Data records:
★ ★ ★

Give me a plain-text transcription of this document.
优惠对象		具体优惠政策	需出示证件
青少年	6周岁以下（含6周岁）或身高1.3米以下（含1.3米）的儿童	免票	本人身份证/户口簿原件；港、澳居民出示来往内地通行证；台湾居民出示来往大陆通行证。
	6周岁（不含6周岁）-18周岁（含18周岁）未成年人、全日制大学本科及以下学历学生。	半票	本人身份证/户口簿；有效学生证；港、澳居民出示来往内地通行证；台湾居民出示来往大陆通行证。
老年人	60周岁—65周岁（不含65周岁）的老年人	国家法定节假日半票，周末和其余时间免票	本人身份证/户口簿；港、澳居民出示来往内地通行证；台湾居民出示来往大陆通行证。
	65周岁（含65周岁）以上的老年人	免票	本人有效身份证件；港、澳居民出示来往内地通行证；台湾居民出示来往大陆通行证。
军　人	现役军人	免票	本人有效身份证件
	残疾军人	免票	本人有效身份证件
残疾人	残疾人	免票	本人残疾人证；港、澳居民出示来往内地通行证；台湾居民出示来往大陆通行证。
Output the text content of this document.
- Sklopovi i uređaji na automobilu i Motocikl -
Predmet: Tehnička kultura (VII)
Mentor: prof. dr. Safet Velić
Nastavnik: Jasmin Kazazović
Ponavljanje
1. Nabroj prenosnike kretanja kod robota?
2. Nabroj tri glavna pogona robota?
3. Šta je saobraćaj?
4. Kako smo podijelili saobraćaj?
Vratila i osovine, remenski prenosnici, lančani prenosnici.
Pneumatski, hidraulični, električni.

★ ★ ★

◆ **WHAT THE TASK ASKS**: Please set down each line of the records exactly as given.

◆ **ANSWER FOR THIS EXERCISE**:
Give me a plain-text transcription of this document.
优惠对象		具体优惠政策	需出示证件
青少年	6周岁以下（含6周岁）或身高1.3米以下（含1.3米）的儿童	免票	本人身份证/户口簿原件；港、澳居民出示来往内地通行证；台湾居民出示来往大陆通行证。
	6周岁（不含6周岁）-18周岁（含18周岁）未成年人、全日制大学本科及以下学历学生。	半票	本人身份证/户口簿；有效学生证；港、澳居民出示来往内地通行证；台湾居民出示来往大陆通行证。
老年人	60周岁—65周岁（不含65周岁）的老年人	国家法定节假日半票，周末和其余时间免票	本人身份证/户口簿；港、澳居民出示来往内地通行证；台湾居民出示来往大陆通行证。
	65周岁（含65周岁）以上的老年人	免票	本人有效身份证件；港、澳居民出示来往内地通行证；台湾居民出示来往大陆通行证。
军　人	现役军人	免票	本人有效身份证件
	残疾军人	免票	本人有效身份证件
残疾人	残疾人	免票	本人残疾人证；港、澳居民出示来往内地通行证；台湾居民出示来往大陆通行证。
Output the text content of this document.
- Sklopovi i uređaji na automobilu i Motocikl -
Predmet: Tehnička kultura (VII)
Mentor: prof. dr. Safet Velić
Nastavnik: Jasmin Kazazović
Ponavljanje
1. Nabroj prenosnike kretanja kod robota?
2. Nabroj tri glavna pogona robota?
3. Šta je saobraćaj?
4. Kako smo podijelili saobraćaj?
Vratila i osovine, remenski prenosnici, lančani prenosnici.
Pneumatski, hidraulični, električni.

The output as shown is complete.